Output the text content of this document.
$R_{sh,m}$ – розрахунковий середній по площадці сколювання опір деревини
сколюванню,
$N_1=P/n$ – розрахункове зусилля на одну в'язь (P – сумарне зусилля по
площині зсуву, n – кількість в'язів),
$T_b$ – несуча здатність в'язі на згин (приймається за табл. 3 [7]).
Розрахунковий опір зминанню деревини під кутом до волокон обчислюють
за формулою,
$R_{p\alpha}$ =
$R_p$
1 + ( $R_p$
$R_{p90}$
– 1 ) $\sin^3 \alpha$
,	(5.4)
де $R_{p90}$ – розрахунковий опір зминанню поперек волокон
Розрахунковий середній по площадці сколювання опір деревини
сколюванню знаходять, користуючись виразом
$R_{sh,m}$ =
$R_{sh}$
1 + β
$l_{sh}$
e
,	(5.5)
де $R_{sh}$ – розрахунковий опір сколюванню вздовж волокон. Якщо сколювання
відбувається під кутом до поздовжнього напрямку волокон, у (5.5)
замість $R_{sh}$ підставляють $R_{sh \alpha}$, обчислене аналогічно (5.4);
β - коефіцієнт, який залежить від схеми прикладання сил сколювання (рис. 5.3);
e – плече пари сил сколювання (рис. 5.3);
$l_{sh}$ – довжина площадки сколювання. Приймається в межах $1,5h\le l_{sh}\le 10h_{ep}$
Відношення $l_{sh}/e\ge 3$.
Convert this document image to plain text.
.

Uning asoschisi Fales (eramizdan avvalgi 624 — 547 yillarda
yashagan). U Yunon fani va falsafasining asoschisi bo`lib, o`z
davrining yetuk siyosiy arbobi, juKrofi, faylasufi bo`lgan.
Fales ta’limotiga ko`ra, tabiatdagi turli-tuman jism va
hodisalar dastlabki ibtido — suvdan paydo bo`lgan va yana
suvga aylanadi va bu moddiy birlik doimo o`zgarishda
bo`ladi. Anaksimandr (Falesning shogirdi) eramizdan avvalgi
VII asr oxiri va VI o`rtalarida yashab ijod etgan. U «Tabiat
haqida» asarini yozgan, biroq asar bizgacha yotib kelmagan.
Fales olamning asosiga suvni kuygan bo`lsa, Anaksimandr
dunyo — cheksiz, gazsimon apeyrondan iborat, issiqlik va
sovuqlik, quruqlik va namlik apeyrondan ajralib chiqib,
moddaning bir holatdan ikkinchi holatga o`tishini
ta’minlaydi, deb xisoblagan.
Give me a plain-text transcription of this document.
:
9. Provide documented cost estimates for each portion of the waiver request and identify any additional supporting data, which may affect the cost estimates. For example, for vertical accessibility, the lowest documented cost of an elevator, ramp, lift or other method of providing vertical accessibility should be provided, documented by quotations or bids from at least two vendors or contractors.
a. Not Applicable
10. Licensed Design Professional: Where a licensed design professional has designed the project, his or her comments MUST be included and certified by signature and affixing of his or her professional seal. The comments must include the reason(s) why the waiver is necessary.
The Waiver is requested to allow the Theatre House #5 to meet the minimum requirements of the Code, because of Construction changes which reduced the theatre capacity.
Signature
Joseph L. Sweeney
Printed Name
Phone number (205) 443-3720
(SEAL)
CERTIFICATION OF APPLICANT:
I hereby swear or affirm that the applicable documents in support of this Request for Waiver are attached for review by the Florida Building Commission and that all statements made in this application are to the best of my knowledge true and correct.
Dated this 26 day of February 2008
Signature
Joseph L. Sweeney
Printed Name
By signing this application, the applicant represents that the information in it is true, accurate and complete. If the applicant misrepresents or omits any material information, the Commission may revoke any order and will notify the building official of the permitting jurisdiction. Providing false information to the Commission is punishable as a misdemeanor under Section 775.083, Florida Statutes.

◆ ◆ ◆

- **Exercise aim**
Scan the material above. Extract every line in which the word "avvalgi" occurs.

- **Correct output**
Uning asoschisi Fales (eramizdan avvalgi 624 — 547 yillarda
bo`ladi. Anaksimandr (Falesning shogirdi) eramizdan avvalgi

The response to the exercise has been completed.